Reproduce every record below exactly as it appears.

(Data excerpts)
------------------------------------

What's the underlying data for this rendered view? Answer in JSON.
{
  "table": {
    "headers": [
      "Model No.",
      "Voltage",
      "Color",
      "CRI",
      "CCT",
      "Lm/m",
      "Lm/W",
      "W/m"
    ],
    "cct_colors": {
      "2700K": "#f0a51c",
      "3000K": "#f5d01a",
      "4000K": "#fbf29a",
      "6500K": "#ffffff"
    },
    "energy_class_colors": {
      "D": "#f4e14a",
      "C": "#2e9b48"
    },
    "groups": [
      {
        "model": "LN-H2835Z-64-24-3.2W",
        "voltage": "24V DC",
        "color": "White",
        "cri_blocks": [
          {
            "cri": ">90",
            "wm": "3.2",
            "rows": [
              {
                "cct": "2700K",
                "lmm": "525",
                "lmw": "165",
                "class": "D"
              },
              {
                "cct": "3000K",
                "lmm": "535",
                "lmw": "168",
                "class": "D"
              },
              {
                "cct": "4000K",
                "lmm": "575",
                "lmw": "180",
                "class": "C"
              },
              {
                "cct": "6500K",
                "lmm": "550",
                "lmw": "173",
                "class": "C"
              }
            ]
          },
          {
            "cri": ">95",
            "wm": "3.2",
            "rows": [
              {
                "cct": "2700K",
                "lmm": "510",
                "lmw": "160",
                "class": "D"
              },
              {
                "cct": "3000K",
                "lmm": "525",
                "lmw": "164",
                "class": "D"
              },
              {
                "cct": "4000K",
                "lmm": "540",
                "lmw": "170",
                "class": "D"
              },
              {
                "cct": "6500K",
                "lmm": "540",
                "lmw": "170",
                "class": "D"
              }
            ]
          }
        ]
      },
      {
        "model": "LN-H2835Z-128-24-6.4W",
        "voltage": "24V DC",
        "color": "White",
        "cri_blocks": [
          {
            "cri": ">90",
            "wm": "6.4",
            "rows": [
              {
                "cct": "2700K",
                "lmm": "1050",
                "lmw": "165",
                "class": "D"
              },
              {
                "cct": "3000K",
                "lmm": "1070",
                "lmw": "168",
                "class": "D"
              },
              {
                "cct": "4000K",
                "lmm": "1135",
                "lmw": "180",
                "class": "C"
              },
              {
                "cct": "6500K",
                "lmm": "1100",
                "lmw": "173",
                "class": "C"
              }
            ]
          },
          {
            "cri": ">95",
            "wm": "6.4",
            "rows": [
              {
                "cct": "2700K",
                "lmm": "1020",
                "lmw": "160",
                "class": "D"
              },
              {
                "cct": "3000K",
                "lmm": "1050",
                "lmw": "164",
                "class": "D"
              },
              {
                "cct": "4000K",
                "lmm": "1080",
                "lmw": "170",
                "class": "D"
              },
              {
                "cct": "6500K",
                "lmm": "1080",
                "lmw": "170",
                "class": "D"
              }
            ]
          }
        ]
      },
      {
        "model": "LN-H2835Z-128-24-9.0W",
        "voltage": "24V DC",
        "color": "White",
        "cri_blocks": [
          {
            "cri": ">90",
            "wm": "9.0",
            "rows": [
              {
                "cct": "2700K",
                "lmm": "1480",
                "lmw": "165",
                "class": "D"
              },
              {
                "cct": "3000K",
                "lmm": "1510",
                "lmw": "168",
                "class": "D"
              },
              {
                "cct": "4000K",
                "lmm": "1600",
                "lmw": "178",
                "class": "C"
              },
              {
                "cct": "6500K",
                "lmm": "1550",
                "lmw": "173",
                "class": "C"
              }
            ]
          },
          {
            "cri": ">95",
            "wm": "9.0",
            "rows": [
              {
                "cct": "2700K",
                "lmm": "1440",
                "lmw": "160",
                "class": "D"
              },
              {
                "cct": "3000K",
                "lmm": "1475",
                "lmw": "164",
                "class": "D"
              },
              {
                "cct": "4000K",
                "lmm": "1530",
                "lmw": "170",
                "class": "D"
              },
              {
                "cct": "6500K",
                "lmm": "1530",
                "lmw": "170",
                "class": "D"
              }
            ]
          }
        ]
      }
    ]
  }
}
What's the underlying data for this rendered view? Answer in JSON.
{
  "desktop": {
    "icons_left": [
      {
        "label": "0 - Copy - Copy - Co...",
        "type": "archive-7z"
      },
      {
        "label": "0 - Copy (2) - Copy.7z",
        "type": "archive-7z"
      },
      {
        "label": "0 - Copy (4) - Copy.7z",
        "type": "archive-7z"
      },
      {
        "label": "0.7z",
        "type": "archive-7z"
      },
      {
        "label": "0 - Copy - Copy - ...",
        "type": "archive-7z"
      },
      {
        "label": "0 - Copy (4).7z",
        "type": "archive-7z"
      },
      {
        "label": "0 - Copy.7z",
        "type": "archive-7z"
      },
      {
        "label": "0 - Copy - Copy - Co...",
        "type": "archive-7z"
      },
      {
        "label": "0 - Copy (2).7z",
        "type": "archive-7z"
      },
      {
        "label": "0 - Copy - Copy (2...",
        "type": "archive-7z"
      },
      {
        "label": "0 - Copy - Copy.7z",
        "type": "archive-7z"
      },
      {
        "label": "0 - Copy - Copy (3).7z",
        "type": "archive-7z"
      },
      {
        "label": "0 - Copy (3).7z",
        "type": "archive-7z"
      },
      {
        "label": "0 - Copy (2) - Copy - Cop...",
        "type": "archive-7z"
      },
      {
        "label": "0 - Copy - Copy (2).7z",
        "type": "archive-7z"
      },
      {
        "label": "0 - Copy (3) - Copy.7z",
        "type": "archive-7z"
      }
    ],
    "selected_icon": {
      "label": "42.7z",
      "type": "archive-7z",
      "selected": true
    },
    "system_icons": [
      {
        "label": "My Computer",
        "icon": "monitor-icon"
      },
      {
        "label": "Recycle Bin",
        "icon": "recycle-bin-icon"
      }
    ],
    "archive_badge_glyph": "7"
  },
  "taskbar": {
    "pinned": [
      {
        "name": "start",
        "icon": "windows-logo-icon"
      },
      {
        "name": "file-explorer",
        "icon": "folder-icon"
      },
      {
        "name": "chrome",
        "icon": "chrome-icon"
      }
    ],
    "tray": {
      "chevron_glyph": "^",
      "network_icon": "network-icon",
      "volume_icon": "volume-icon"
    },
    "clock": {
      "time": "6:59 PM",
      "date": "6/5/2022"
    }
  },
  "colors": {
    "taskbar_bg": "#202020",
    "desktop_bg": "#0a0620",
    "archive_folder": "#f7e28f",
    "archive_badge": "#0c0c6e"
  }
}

------------------------------------

- **Reply to the task**:
What's the underlying data for this rendered view? Answer in JSON.
{
  "table": {
    "headers": [
      "Model No.",
      "Voltage",
      "Color",
      "CRI",
      "CCT",
      "Lm/m",
      "Lm/W",
      "W/m"
    ],
    "cct_colors": {
      "2700K": "#f0a51c",
      "3000K": "#f5d01a",
      "4000K": "#fbf29a",
      "6500K": "#ffffff"
    },
    "energy_class_colors": {
      "D": "#f4e14a",
      "C": "#2e9b48"
    },
    "groups": [
      {
        "model": "LN-H2835Z-64-24-3.2W",
        "voltage": "24V DC",
        "color": "White",
        "cri_blocks": [
          {
            "cri": ">90",
            "wm": "3.2",
            "rows": [
              {
                "cct": "2700K",
                "lmm": "525",
                "lmw": "165",
                "class": "D"
              },
              {
                "cct": "3000K",
                "lmm": "535",
                "lmw": "168",
                "class": "D"
              },
              {
                "cct": "4000K",
                "lmm": "575",
                "lmw": "180",
                "class": "C"
              },
              {
                "cct": "6500K",
                "lmm": "550",
                "lmw": "173",
                "class": "C"
              }
            ]
          },
          {
            "cri": ">95",
            "wm": "3.2",
            "rows": [
              {
                "cct": "2700K",
                "lmm": "510",
                "lmw": "160",
                "class": "D"
              },
              {
                "cct": "3000K",
                "lmm": "525",
                "lmw": "164",
                "class": "D"
              },
              {
                "cct": "4000K",
                "lmm": "540",
                "lmw": "170",
                "class": "D"
              },
              {
                "cct": "6500K",
                "lmm": "540",
                "lmw": "170",
                "class": "D"
              }
            ]
          }
        ]
      },
      {
        "model": "LN-H2835Z-128-24-6.4W",
        "voltage": "24V DC",
        "color": "White",
        "cri_blocks": [
          {
            "cri": ">90",
            "wm": "6.4",
            "rows": [
              {
                "cct": "2700K",
                "lmm": "1050",
                "lmw": "165",
                "class": "D"
              },
              {
                "cct": "3000K",
                "lmm": "1070",
                "lmw": "168",
                "class": "D"
              },
              {
                "cct": "4000K",
                "lmm": "1135",
                "lmw": "180",
                "class": "C"
              },
              {
                "cct": "6500K",
                "lmm": "1100",
                "lmw": "173",
                "class": "C"
              }
            ]
          },
          {
            "cri": ">95",
            "wm": "6.4",
            "rows": [
              {
                "cct": "2700K",
                "lmm": "1020",
                "lmw": "160",
                "class": "D"
              },
              {
                "cct": "3000K",
                "lmm": "1050",
                "lmw": "164",
                "class": "D"
              },
              {
                "cct": "4000K",
                "lmm": "1080",
                "lmw": "170",
                "class": "D"
              },
              {
                "cct": "6500K",
                "lmm": "1080",
                "lmw": "170",
                "class": "D"
              }
            ]
          }
        ]
      },
      {
        "model": "LN-H2835Z-128-24-9.0W",
        "voltage": "24V DC",
        "color": "White",
        "cri_blocks": [
          {
            "cri": ">90",
            "wm": "9.0",
            "rows": [
              {
                "cct": "2700K",
                "lmm": "1480",
                "lmw": "165",
                "class": "D"
              },
              {
                "cct": "3000K",
                "lmm": "1510",
                "lmw": "168",
                "class": "D"
              },
              {
                "cct": "4000K",
                "lmm": "1600",
                "lmw": "178",
                "class": "C"
              },
              {
                "cct": "6500K",
                "lmm": "1550",
                "lmw": "173",
                "class": "C"
              }
            ]
          },
          {
            "cri": ">95",
            "wm": "9.0",
            "rows": [
              {
                "cct": "2700K",
                "lmm": "1440",
                "lmw": "160",
                "class": "D"
              },
              {
                "cct": "3000K",
                "lmm": "1475",
                "lmw": "164",
                "class": "D"
              },
              {
                "cct": "4000K",
                "lmm": "1530",
                "lmw": "170",
                "class": "D"
              },
              {
                "cct": "6500K",
                "lmm": "1530",
                "lmw": "170",
                "class": "D"
              }
            ]
          }
        ]
      }
    ]
  }
}
What's the underlying data for this rendered view? Answer in JSON.
{
  "desktop": {
    "icons_left": [
      {
        "label": "0 - Copy - Copy - Co...",
        "type": "archive-7z"
      },
      {
        "label": "0 - Copy (2) - Copy.7z",
        "type": "archive-7z"
      },
      {
        "label": "0 - Copy (4) - Copy.7z",
        "type": "archive-7z"
      },
      {
        "label": "0.7z",
        "type": "archive-7z"
      },
      {
        "label": "0 - Copy - Copy - ...",
        "type": "archive-7z"
      },
      {
        "label": "0 - Copy (4).7z",
        "type": "archive-7z"
      },
      {
        "label": "0 - Copy.7z",
        "type": "archive-7z"
      },
      {
        "label": "0 - Copy - Copy - Co...",
        "type": "archive-7z"
      },
      {
        "label": "0 - Copy (2).7z",
        "type": "archive-7z"
      },
      {
        "label": "0 - Copy - Copy (2...",
        "type": "archive-7z"
      },
      {
        "label": "0 - Copy - Copy.7z",
        "type": "archive-7z"
      },
      {
        "label": "0 - Copy - Copy (3).7z",
        "type": "archive-7z"
      },
      {
        "label": "0 - Copy (3).7z",
        "type": "archive-7z"
      },
      {
        "label": "0 - Copy (2) - Copy - Cop...",
        "type": "archive-7z"
      },
      {
        "label": "0 - Copy - Copy (2).7z",
        "type": "archive-7z"
      },
      {
        "label": "0 - Copy (3) - Copy.7z",
        "type": "archive-7z"
      }
    ],
    "selected_icon": {
      "label": "42.7z",
      "type": "archive-7z",
      "selected": true
    },
    "system_icons": [
      {
        "label": "My Computer",
        "icon": "monitor-icon"
      },
      {
        "label": "Recycle Bin",
        "icon": "recycle-bin-icon"
      }
    ],
    "archive_badge_glyph": "7"
  },
  "taskbar": {
    "pinned": [
      {
        "name": "start",
        "icon": "windows-logo-icon"
      },
      {
        "name": "file-explorer",
        "icon": "folder-icon"
      },
      {
        "name": "chrome",
        "icon": "chrome-icon"
      }
    ],
    "tray": {
      "chevron_glyph": "^",
      "network_icon": "network-icon",
      "volume_icon": "volume-icon"
    },
    "clock": {
      "time": "6:59 PM",
      "date": "6/5/2022"
    }
  },
  "colors": {
    "taskbar_bg": "#202020",
    "desktop_bg": "#0a0620",
    "archive_folder": "#f7e28f",
    "archive_badge": "#0c0c6e"
  }
}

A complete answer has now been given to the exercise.